## Records
◇ ◇ ◇ ◇ ◇
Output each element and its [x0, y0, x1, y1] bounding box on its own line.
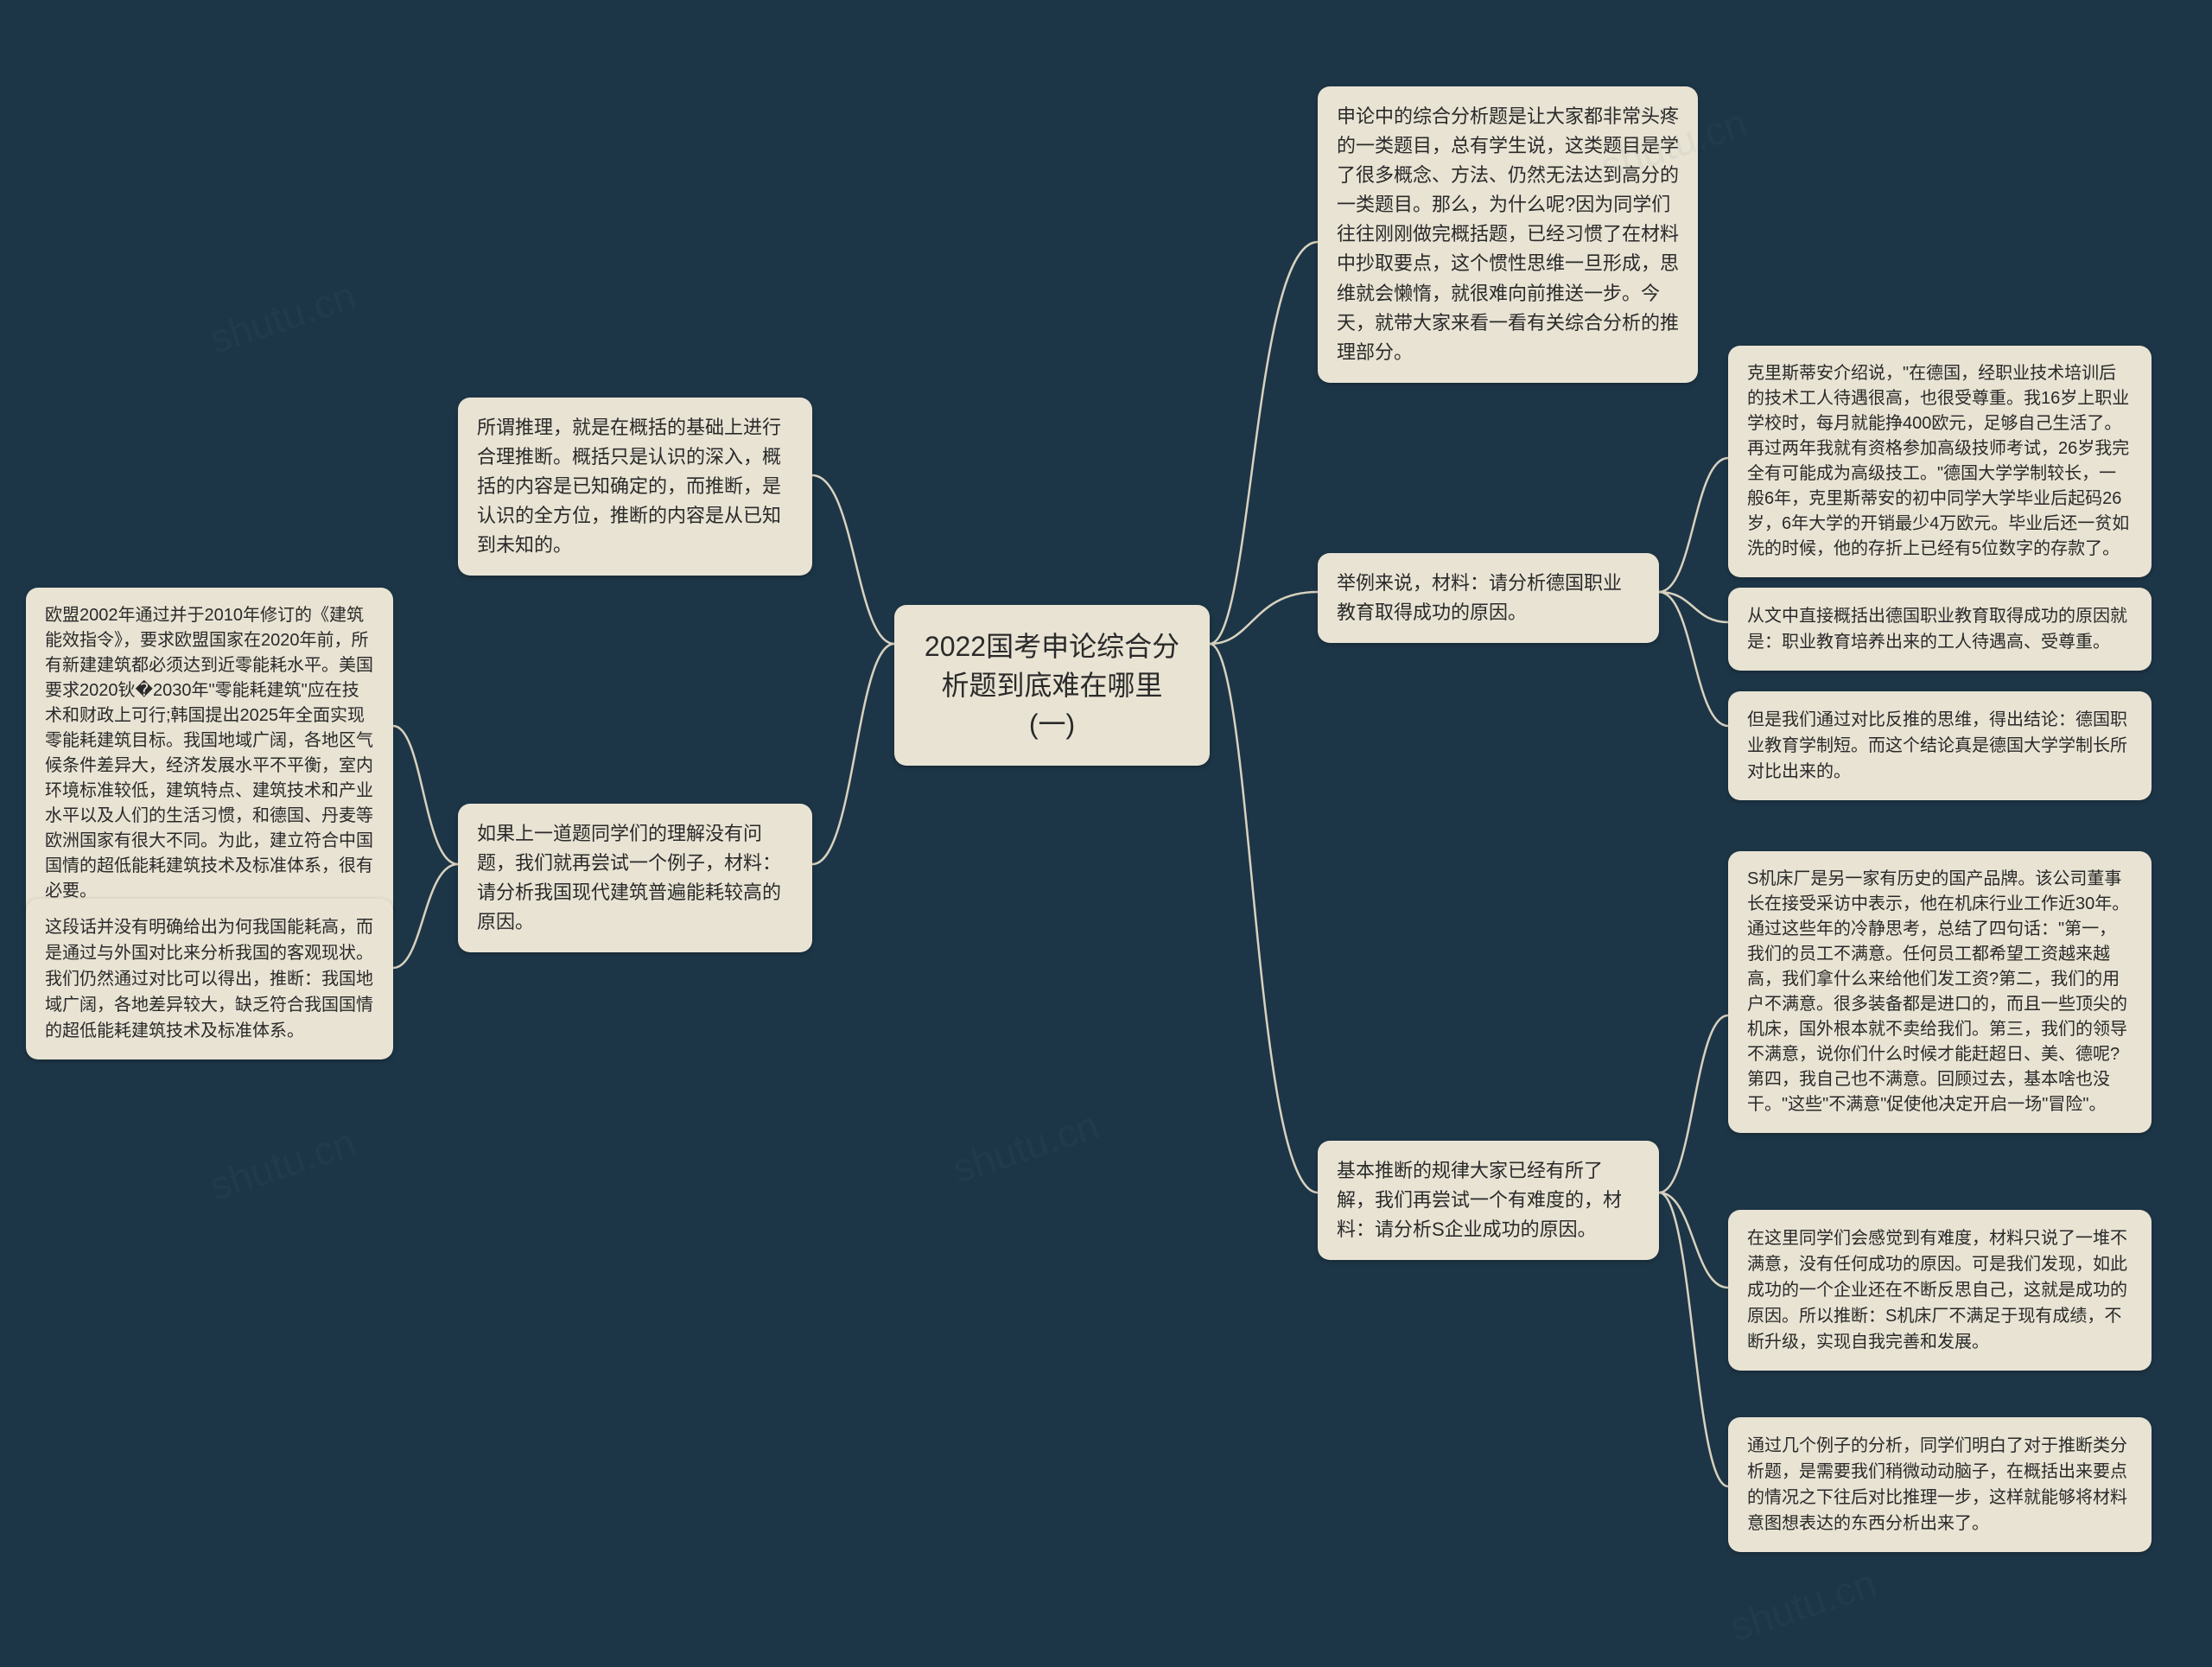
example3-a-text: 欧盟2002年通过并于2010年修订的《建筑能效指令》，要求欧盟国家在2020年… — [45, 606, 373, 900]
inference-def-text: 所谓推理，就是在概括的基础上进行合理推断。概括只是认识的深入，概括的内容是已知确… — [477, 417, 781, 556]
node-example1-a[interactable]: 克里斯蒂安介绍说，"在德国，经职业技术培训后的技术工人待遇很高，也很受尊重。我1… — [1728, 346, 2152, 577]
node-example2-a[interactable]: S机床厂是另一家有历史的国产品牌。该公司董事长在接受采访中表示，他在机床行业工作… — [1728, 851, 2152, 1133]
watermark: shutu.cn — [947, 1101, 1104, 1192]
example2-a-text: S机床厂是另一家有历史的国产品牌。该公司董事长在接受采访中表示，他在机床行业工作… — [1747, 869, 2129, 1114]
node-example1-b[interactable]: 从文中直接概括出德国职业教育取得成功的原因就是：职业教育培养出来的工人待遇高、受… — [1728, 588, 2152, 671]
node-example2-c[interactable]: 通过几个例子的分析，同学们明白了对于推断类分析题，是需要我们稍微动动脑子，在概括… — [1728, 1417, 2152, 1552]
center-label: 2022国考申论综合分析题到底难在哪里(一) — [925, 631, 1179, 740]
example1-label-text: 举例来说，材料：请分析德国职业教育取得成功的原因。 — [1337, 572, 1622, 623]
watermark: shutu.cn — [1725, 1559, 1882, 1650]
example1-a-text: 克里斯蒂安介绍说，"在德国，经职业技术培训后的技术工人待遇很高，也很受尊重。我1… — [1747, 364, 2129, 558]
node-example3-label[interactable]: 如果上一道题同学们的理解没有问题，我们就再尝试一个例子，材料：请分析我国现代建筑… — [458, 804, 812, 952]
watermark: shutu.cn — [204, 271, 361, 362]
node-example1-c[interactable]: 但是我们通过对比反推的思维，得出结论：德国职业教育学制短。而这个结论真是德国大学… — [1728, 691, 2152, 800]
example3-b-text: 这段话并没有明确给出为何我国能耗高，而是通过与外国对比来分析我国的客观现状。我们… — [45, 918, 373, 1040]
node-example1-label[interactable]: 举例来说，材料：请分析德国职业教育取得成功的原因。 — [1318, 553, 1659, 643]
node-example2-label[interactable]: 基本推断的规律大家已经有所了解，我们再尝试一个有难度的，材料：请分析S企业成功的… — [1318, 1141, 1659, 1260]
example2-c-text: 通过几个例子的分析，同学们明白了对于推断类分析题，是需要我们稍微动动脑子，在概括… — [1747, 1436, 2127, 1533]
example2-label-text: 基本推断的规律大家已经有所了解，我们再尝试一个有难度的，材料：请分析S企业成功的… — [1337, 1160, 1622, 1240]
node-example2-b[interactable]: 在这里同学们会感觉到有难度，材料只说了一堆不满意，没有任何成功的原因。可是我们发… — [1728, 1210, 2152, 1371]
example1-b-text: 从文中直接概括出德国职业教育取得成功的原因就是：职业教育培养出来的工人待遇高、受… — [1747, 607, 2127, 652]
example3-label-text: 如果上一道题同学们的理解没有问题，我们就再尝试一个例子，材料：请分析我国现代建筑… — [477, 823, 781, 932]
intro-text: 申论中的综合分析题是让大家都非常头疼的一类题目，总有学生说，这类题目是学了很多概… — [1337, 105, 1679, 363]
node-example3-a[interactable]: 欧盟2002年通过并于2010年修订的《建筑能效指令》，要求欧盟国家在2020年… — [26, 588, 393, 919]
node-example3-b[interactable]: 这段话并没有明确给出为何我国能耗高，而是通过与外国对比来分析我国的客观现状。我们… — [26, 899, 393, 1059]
◇ ◇ ◇ ◇ ◇
## Written request
Give the material above as a Markdown table with the columns Row and Material line. Put each line in its own row, skip blank lines, and leave the pictures out.

## Solution for this task
| Row | Material line |
|---|---|
| 1 | Output each element and its [x0, y0, x1, y1] bounding box on its own line. |
| 2 | example3-a-text: 欧盟2002年通过并于2010年修订的《建筑能效指令》，要求欧盟国家在2020年… — [45, 606, 373, 900] |
| 3 | inference-def-text: 所谓推理，就是在概括的基础上进行合理推断。概括只是认识的深入，概括的内容是已知确… — [477, 417, 781, 556] |
| 4 | node-example1-a[interactable]: 克里斯蒂安介绍说，"在德国，经职业技术培训后的技术工人待遇很高，也很受尊重。我1… — [1728, 346, 2152, 577] |
| 5 | node-example2-a[interactable]: S机床厂是另一家有历史的国产品牌。该公司董事长在接受采访中表示，他在机床行业工作… — [1728, 851, 2152, 1133] |
| 6 | watermark: shutu.cn — [947, 1101, 1104, 1192] |
| 7 | example2-a-text: S机床厂是另一家有历史的国产品牌。该公司董事长在接受采访中表示，他在机床行业工作… — [1747, 869, 2129, 1114] |
| 8 | node-example1-b[interactable]: 从文中直接概括出德国职业教育取得成功的原因就是：职业教育培养出来的工人待遇高、受… — [1728, 588, 2152, 671] |
| 9 | node-example2-c[interactable]: 通过几个例子的分析，同学们明白了对于推断类分析题，是需要我们稍微动动脑子，在概括… — [1728, 1417, 2152, 1552] |
| 10 | center-label: 2022国考申论综合分析题到底难在哪里(一) — [925, 631, 1179, 740] |
| 11 | example1-label-text: 举例来说，材料：请分析德国职业教育取得成功的原因。 — [1337, 572, 1622, 623] |
| 12 | watermark: shutu.cn — [1725, 1559, 1882, 1650] |
| 13 | example1-a-text: 克里斯蒂安介绍说，"在德国，经职业技术培训后的技术工人待遇很高，也很受尊重。我1… — [1747, 364, 2129, 558] |
| 14 | node-example3-label[interactable]: 如果上一道题同学们的理解没有问题，我们就再尝试一个例子，材料：请分析我国现代建筑… — [458, 804, 812, 952] |
| 15 | watermark: shutu.cn — [204, 271, 361, 362] |
| 16 | node-example1-c[interactable]: 但是我们通过对比反推的思维，得出结论：德国职业教育学制短。而这个结论真是德国大学… — [1728, 691, 2152, 800] |
| 17 | example3-b-text: 这段话并没有明确给出为何我国能耗高，而是通过与外国对比来分析我国的客观现状。我们… — [45, 918, 373, 1040] |
| 18 | node-example1-label[interactable]: 举例来说，材料：请分析德国职业教育取得成功的原因。 — [1318, 553, 1659, 643] |
| 19 | node-example2-label[interactable]: 基本推断的规律大家已经有所了解，我们再尝试一个有难度的，材料：请分析S企业成功的… — [1318, 1141, 1659, 1260] |
| 20 | example2-c-text: 通过几个例子的分析，同学们明白了对于推断类分析题，是需要我们稍微动动脑子，在概括… — [1747, 1436, 2127, 1533] |
| 21 | example2-label-text: 基本推断的规律大家已经有所了解，我们再尝试一个有难度的，材料：请分析S企业成功的… — [1337, 1160, 1622, 1240] |
| 22 | node-example2-b[interactable]: 在这里同学们会感觉到有难度，材料只说了一堆不满意，没有任何成功的原因。可是我们发… — [1728, 1210, 2152, 1371] |
| 23 | example1-b-text: 从文中直接概括出德国职业教育取得成功的原因就是：职业教育培养出来的工人待遇高、受… — [1747, 607, 2127, 652] |
| 24 | example3-label-text: 如果上一道题同学们的理解没有问题，我们就再尝试一个例子，材料：请分析我国现代建筑… — [477, 823, 781, 932] |
| 25 | intro-text: 申论中的综合分析题是让大家都非常头疼的一类题目，总有学生说，这类题目是学了很多概… — [1337, 105, 1679, 363] |
| 26 | node-example3-a[interactable]: 欧盟2002年通过并于2010年修订的《建筑能效指令》，要求欧盟国家在2020年… — [26, 588, 393, 919] |
| 27 | node-example3-b[interactable]: 这段话并没有明确给出为何我国能耗高，而是通过与外国对比来分析我国的客观现状。我们… — [26, 899, 393, 1059] |